Written exercise
Identify every line in the records below that contains the word "Federal", and copy each of those lines.
── Material
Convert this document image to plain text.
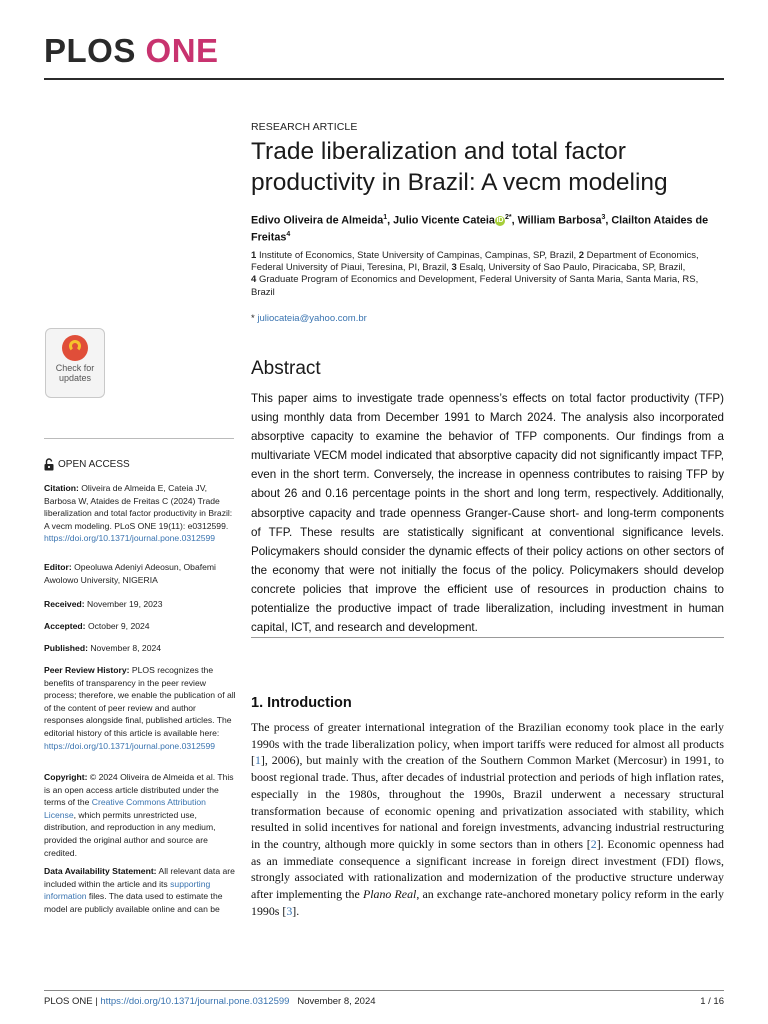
PLOS ONE
Check for
updates
RESEARCH ARTICLE
Trade liberalization and total factor productivity in Brazil: A vecm modeling
Edivo Oliveira de Almeida$^1$, Julio Vicente Cateia iD $^{2*}$, William Barbosa$^3$, Clailton Ataides de Freitas$^4$
1 Institute of Economics, State University of Campinas, Campinas, SP, Brazil, 2 Department of Economics, Federal University of Piaui, Teresina, PI, Brazil, 3 Esalq, University of Sao Paulo, Piracicaba, SP, Brazil,
4 Graduate Program of Economics and Development, Federal University of Santa Maria, Santa Maria, RS, Brazil
* juliocateia@yahoo.com.br
Abstract
This paper aims to investigate trade openness’s effects on total factor productivity (TFP) using monthly data from December 1991 to March 2024. The analysis also incorporated absorptive capacity to examine the behavior of TFP components. Our findings from a multivariate VECM model indicated that absorptive capacity did not significantly impact TFP, even in the short term. Conversely, the increase in openness contributes to raising TFP by about 26 and 0.16 percentage points in the short and long term, respectively. Additionally, absorptive capacity and trade openness Granger-Cause short- and long-term components of TFP. These results are statistically significant at conventional significance levels. Policymakers should consider the dynamic effects of their policy actions on other sectors of the economy that were not initially the focus of the policy. Policymakers should develop concrete policies that improve the efficient use of resources in production chains to potentialize the productive impact of trade liberalization, including investment in human capital, ICT, and research and development.
1. Introduction
The process of greater international integration of the Brazilian economy took place in the early 1990s with the trade liberalization policy, when import tariffs were reduced for almost all products [1], 2006), but mainly with the creation of the Southern Common Market (Mercosur) in 1991, to boost regional trade. Thus, after decades of industrial protection and periods of high inflation rates, especially in the 1980s, throughout the 1990s, Brazil underwent a necessary structural transformation because of economic opening and privatization associated with stability, which resulted in solid incentives for national and foreign investments, advancing industrial restructuring in the country, although more quickly in some sectors than in others [2]. Economic openness had as an immediate consequence a significant increase in foreign direct investment (FDI) flows, strongly associated with rationalization and modernization of the productive structure underway after implementing the Plano Real, an exchange rate-anchored monetary policy reform in the early 1990s [3].
OPEN ACCESS
Citation: Oliveira de Almeida E, Cateia JV, Barbosa W, Ataides de Freitas C (2024) Trade liberalization and total factor productivity in Brazil: A vecm modeling. PLoS ONE 19(11): e0312599. https://doi.org/10.1371/journal.pone.0312599
Editor: Opeoluwa Adeniyi Adeosun, Obafemi Awolowo University, NIGERIA
Received: November 19, 2023
Accepted: October 9, 2024
Published: November 8, 2024
Peer Review History: PLOS recognizes the benefits of transparency in the peer review process; therefore, we enable the publication of all of the content of peer review and author responses alongside final, published articles. The editorial history of this article is available here: https://doi.org/10.1371/journal.pone.0312599
Copyright: © 2024 Oliveira de Almeida et al. This is an open access article distributed under the terms of the Creative Commons Attribution License, which permits unrestricted use, distribution, and reproduction in any medium, provided the original author and source are credited.
Data Availability Statement: All relevant data are included within the article and its supporting information files. The data used to estimate the model are publicly available online and can be
PLOS ONE | https://doi.org/10.1371/journal.pone.0312599 November 8, 2024	1 / 16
────
Written answer
1 Institute of Economics, State University of Campinas, Campinas, SP, Brazil, 2 Department of Economics, Federal University of Piaui, Teresina, PI, Brazil, 3 Esalq, University of Sao Paulo, Piracicaba, SP, Brazil,
4 Graduate Program of Economics and Development, Federal University of Santa Maria, Santa Maria, RS, Brazil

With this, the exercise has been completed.